Extracted data entries:
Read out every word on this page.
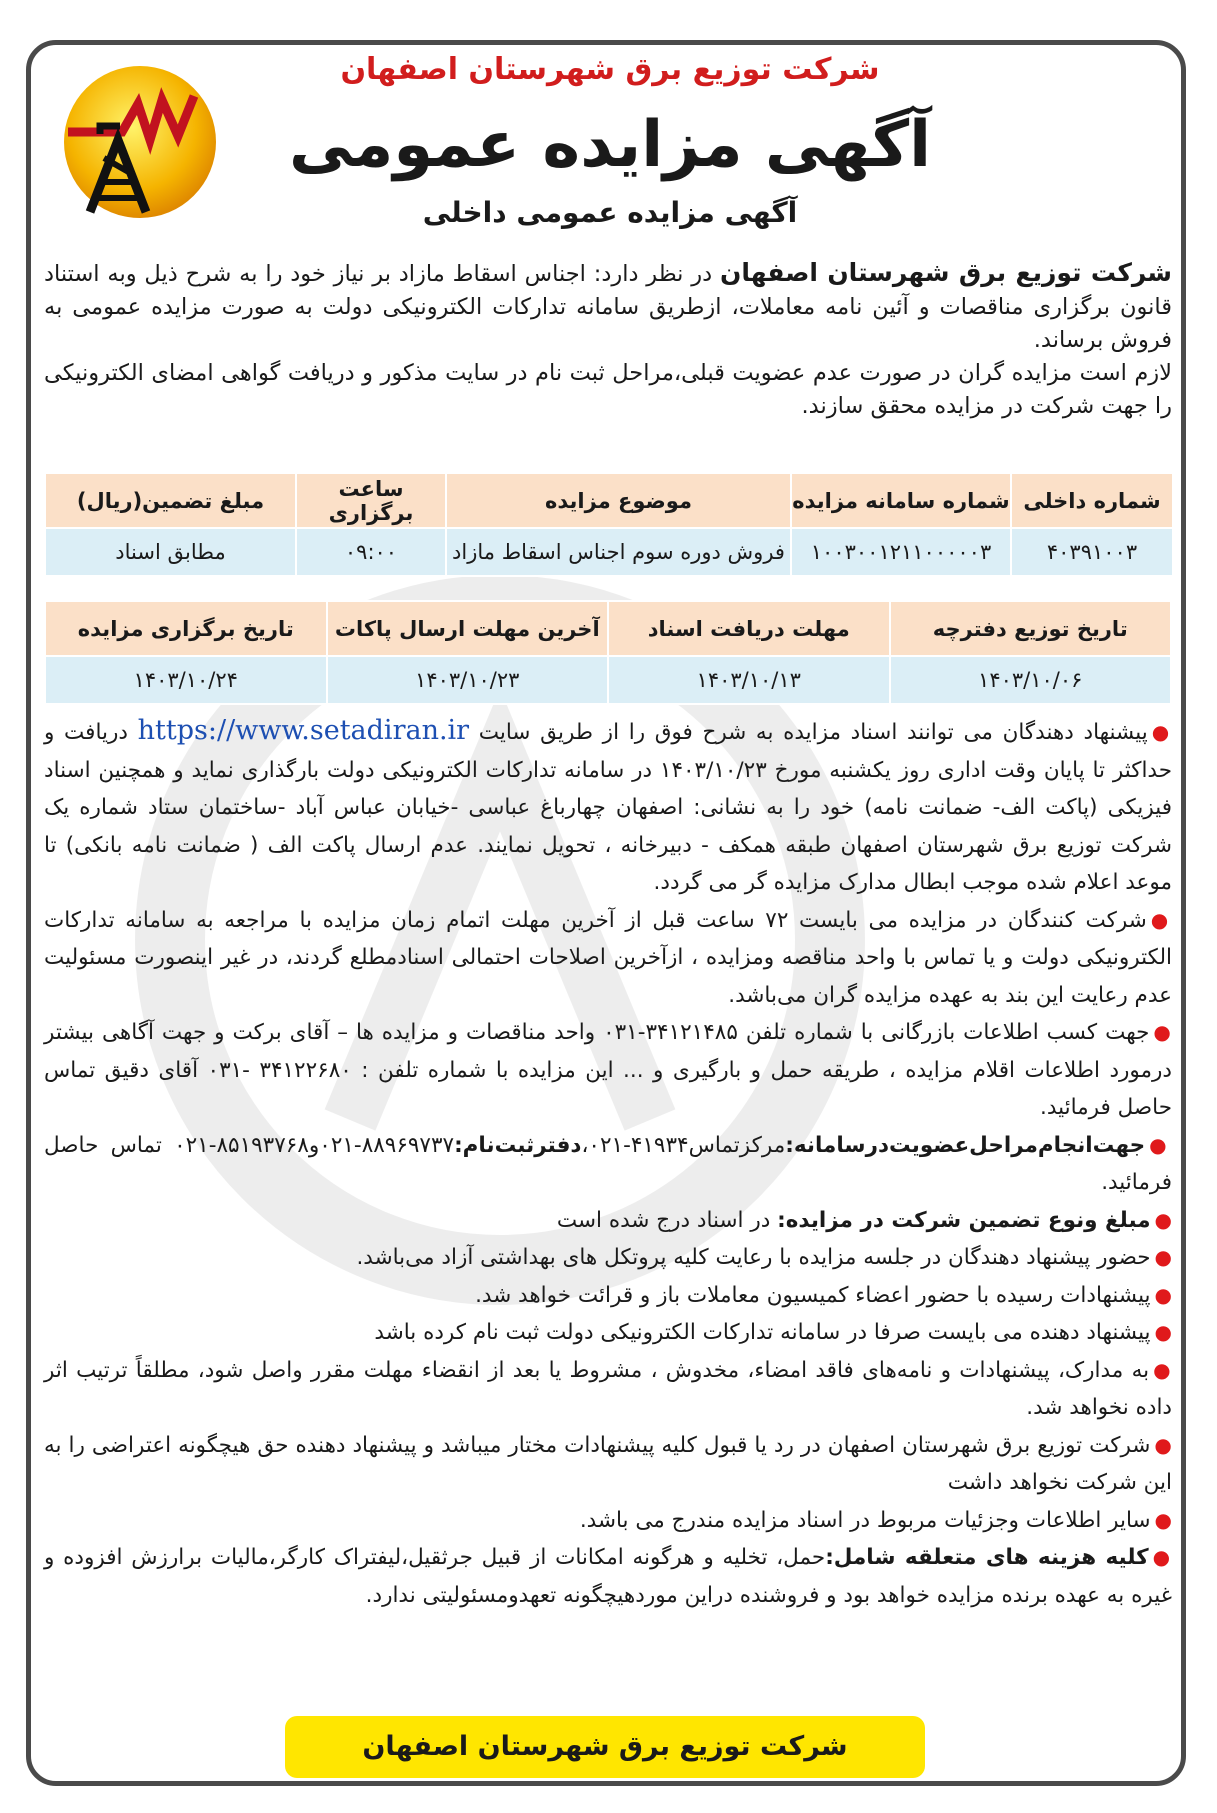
شرکت توزیع برق شهرستان اصفهان
آگهی مزایده عمومی
آگهی مزایده عمومی داخلی
شرکت توزیع برق شهرستان اصفهان در نظر دارد: اجناس اسقاط مازاد بر نیاز خود را به شرح ذیل وبه استناد قانون برگزاری مناقصات و آئین نامه معاملات، ازطریق سامانه تدارکات الکترونیکی دولت به صورت مزایده عمومی به فروش برساند.
لازم است مزایده گران در صورت عدم عضویت قبلی،مراحل ثبت نام در سایت مذکور و دریافت گواهی امضای الکترونیکی را جهت شرکت در مزایده محقق سازند.
شماره داخلی	شماره سامانه مزایده	موضوع مزایده	ساعت برگزاری	مبلغ تضمین(ریال)
۴۰۳۹۱۰۰۳	۱۰۰۳۰۰۱۲۱۱۰۰۰۰۰۳	فروش دوره سوم اجناس اسقاط مازاد	۰۹:۰۰	مطابق اسناد
تاریخ توزیع دفترچه	مهلت دریافت اسناد	آخرین مهلت ارسال پاکات	تاریخ برگزاری مزایده
۱۴۰۳/۱۰/۰۶	۱۴۰۳/۱۰/۱۳	۱۴۰۳/۱۰/۲۳	۱۴۰۳/۱۰/۲۴

●پیشنهاد دهندگان می توانند اسناد مزایده به شرح فوق را از طریق سایت https://www.setadiran.ir دریافت و حداکثر تا پایان وقت اداری روز یکشنبه مورخ ۱۴۰۳/۱۰/۲۳ در سامانه تدارکات الکترونیکی دولت بارگذاری نماید و همچنین اسناد فیزیکی (پاکت الف- ضمانت نامه) خود را به نشانی: اصفهان چهارباغ عباسی -خیابان عباس آباد -ساختمان ستاد شماره یک شرکت توزیع برق شهرستان اصفهان طبقه همکف - دبیرخانه ، تحویل نمایند. عدم ارسال پاکت الف ( ضمانت نامه بانکی) تا موعد اعلام شده موجب ابطال مدارک مزایده گر می گردد.

●شرکت کنندگان در مزایده می بایست ۷۲ ساعت قبل از آخرین مهلت اتمام زمان مزایده با مراجعه به سامانه تدارکات الکترونیکی دولت و یا تماس با واحد مناقصه ومزایده ، ازآخرین اصلاحات احتمالی اسنادمطلع گردند، در غیر اینصورت مسئولیت عدم رعایت این بند به عهده مزایده گران می‌باشد.

●جهت کسب اطلاعات بازرگانی با شماره تلفن ۳۴۱۲۱۴۸۵-۰۳۱ واحد مناقصات و مزایده ها – آقای برکت و جهت آگاهی بیشتر درمورد اطلاعات اقلام مزایده ، طریقه حمل و بارگیری و ... این مزایده با شماره تلفن : ۳۴۱۲۲۶۸۰ -۰۳۱ آقای دقیق تماس حاصل فرمائید.

●جهت‌انجام‌مراحل‌عضویت‌در‌سامانه:مرکز‌تماس۴۱۹۳۴-۰۲۱،دفتر‌ثبت‌نام:۸۸۹۶۹۷۳۷-۰۲۱و۸۵۱۹۳۷۶۸-۰۲۱ تماس حاصل فرمائید.

●مبلغ ونوع تضمین شرکت در مزایده: در اسناد درج شده است

●حضور پیشنهاد دهندگان در جلسه مزایده با رعایت کلیه پروتکل های بهداشتی آزاد می‌باشد.

●پیشنهادات رسیده با حضور اعضاء کمیسیون معاملات باز و قرائت خواهد شد.

●پیشنهاد دهنده می بایست صرفا در سامانه تدارکات الکترونیکی دولت ثبت نام کرده باشد

●به مدارک، پیشنهادات و نامه‌های فاقد امضاء، مخدوش ، مشروط یا بعد از انقضاء مهلت مقرر واصل شود، مطلقاً ترتیب اثر داده نخواهد شد.

●شرکت توزیع برق شهرستان اصفهان در رد یا قبول کلیه پیشنهادات مختار میباشد و پیشنهاد دهنده حق هیچگونه اعتراضی را به این شرکت نخواهد داشت

●سایر اطلاعات وجزئیات مربوط در اسناد مزایده مندرج می باشد.

●کلیه هزینه های متعلقه شامل:حمل، تخلیه و هرگونه امکانات از قبیل جرثقیل،لیفتراک کارگر،مالیات برارزش افزوده و غیره به عهده برنده مزایده خواهد بود و فروشنده دراین موردهیچگونه تعهدومسئولیتی ندارد.

شرکت توزیع برق شهرستان اصفهان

■ Exercise details: Exclude all images and restate the records above word for word.

■ Task solution:
Read out every word on this page.
شرکت توزیع برق شهرستان اصفهان
آگهی مزایده عمومی
آگهی مزایده عمومی داخلی
شرکت توزیع برق شهرستان اصفهان در نظر دارد: اجناس اسقاط مازاد بر نیاز خود را به شرح ذیل وبه استناد قانون برگزاری مناقصات و آئین نامه معاملات، ازطریق سامانه تدارکات الکترونیکی دولت به صورت مزایده عمومی به فروش برساند.
لازم است مزایده گران در صورت عدم عضویت قبلی،مراحل ثبت نام در سایت مذکور و دریافت گواهی امضای الکترونیکی را جهت شرکت در مزایده محقق سازند.
شماره داخلی	شماره سامانه مزایده	موضوع مزایده	ساعت برگزاری	مبلغ تضمین(ریال)
۴۰۳۹۱۰۰۳	۱۰۰۳۰۰۱۲۱۱۰۰۰۰۰۳	فروش دوره سوم اجناس اسقاط مازاد	۰۹:۰۰	مطابق اسناد
تاریخ توزیع دفترچه	مهلت دریافت اسناد	آخرین مهلت ارسال پاکات	تاریخ برگزاری مزایده
۱۴۰۳/۱۰/۰۶	۱۴۰۳/۱۰/۱۳	۱۴۰۳/۱۰/۲۳	۱۴۰۳/۱۰/۲۴

●پیشنهاد دهندگان می توانند اسناد مزایده به شرح فوق را از طریق سایت https://www.setadiran.ir دریافت و حداکثر تا پایان وقت اداری روز یکشنبه مورخ ۱۴۰۳/۱۰/۲۳ در سامانه تدارکات الکترونیکی دولت بارگذاری نماید و همچنین اسناد فیزیکی (پاکت الف- ضمانت نامه) خود را به نشانی: اصفهان چهارباغ عباسی -خیابان عباس آباد -ساختمان ستاد شماره یک شرکت توزیع برق شهرستان اصفهان طبقه همکف - دبیرخانه ، تحویل نمایند. عدم ارسال پاکت الف ( ضمانت نامه بانکی) تا موعد اعلام شده موجب ابطال مدارک مزایده گر می گردد.

●شرکت کنندگان در مزایده می بایست ۷۲ ساعت قبل از آخرین مهلت اتمام زمان مزایده با مراجعه به سامانه تدارکات الکترونیکی دولت و یا تماس با واحد مناقصه ومزایده ، ازآخرین اصلاحات احتمالی اسنادمطلع گردند، در غیر اینصورت مسئولیت عدم رعایت این بند به عهده مزایده گران می‌باشد.

●جهت کسب اطلاعات بازرگانی با شماره تلفن ۳۴۱۲۱۴۸۵-۰۳۱ واحد مناقصات و مزایده ها – آقای برکت و جهت آگاهی بیشتر درمورد اطلاعات اقلام مزایده ، طریقه حمل و بارگیری و ... این مزایده با شماره تلفن : ۳۴۱۲۲۶۸۰ -۰۳۱ آقای دقیق تماس حاصل فرمائید.

●جهت‌انجام‌مراحل‌عضویت‌در‌سامانه:مرکز‌تماس۴۱۹۳۴-۰۲۱،دفتر‌ثبت‌نام:۸۸۹۶۹۷۳۷-۰۲۱و۸۵۱۹۳۷۶۸-۰۲۱ تماس حاصل فرمائید.

●مبلغ ونوع تضمین شرکت در مزایده: در اسناد درج شده است

●حضور پیشنهاد دهندگان در جلسه مزایده با رعایت کلیه پروتکل های بهداشتی آزاد می‌باشد.

●پیشنهادات رسیده با حضور اعضاء کمیسیون معاملات باز و قرائت خواهد شد.

●پیشنهاد دهنده می بایست صرفا در سامانه تدارکات الکترونیکی دولت ثبت نام کرده باشد

●به مدارک، پیشنهادات و نامه‌های فاقد امضاء، مخدوش ، مشروط یا بعد از انقضاء مهلت مقرر واصل شود، مطلقاً ترتیب اثر داده نخواهد شد.

●شرکت توزیع برق شهرستان اصفهان در رد یا قبول کلیه پیشنهادات مختار میباشد و پیشنهاد دهنده حق هیچگونه اعتراضی را به این شرکت نخواهد داشت

●سایر اطلاعات وجزئیات مربوط در اسناد مزایده مندرج می باشد.

●کلیه هزینه های متعلقه شامل:حمل، تخلیه و هرگونه امکانات از قبیل جرثقیل،لیفتراک کارگر،مالیات برارزش افزوده و غیره به عهده برنده مزایده خواهد بود و فروشنده دراین موردهیچگونه تعهدومسئولیتی ندارد.

شرکت توزیع برق شهرستان اصفهان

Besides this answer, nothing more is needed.